Take the entries below and print all of them exactly, please.

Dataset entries
+ + + + + + +
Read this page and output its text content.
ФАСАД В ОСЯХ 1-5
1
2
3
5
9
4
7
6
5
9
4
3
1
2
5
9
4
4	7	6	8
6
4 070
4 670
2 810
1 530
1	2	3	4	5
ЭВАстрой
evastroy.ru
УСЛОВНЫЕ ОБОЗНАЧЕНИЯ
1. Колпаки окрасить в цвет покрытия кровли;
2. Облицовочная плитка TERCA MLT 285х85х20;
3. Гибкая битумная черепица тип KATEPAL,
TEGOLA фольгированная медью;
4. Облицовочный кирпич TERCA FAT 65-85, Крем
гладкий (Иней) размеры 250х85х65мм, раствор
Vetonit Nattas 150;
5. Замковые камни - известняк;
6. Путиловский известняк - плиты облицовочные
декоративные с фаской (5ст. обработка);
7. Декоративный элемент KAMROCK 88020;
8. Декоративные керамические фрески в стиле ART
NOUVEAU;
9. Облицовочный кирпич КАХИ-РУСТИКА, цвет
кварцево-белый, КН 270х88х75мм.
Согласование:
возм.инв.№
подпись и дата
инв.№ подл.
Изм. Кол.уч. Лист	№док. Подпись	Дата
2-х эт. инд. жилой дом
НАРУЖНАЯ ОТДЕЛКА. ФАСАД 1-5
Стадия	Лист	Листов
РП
+ + + + + + +
◆ Correct response ◆
Read this page and output its text content.
ФАСАД В ОСЯХ 1-5
1
2
3
5
9
4
7
6
5
9
4
3
1
2
5
9
4
4	7	6	8
6
4 070
4 670
2 810
1 530
1	2	3	4	5
ЭВАстрой
evastroy.ru
УСЛОВНЫЕ ОБОЗНАЧЕНИЯ
1. Колпаки окрасить в цвет покрытия кровли;
2. Облицовочная плитка TERCA MLT 285х85х20;
3. Гибкая битумная черепица тип KATEPAL,
TEGOLA фольгированная медью;
4. Облицовочный кирпич TERCA FAT 65-85, Крем
гладкий (Иней) размеры 250х85х65мм, раствор
Vetonit Nattas 150;
5. Замковые камни - известняк;
6. Путиловский известняк - плиты облицовочные
декоративные с фаской (5ст. обработка);
7. Декоративный элемент KAMROCK 88020;
8. Декоративные керамические фрески в стиле ART
NOUVEAU;
9. Облицовочный кирпич КАХИ-РУСТИКА, цвет
кварцево-белый, КН 270х88х75мм.
Согласование:
возм.инв.№
подпись и дата
инв.№ подл.
Изм. Кол.уч. Лист	№док. Подпись	Дата
2-х эт. инд. жилой дом
НАРУЖНАЯ ОТДЕЛКА. ФАСАД 1-5
Стадия	Лист	Листов
РП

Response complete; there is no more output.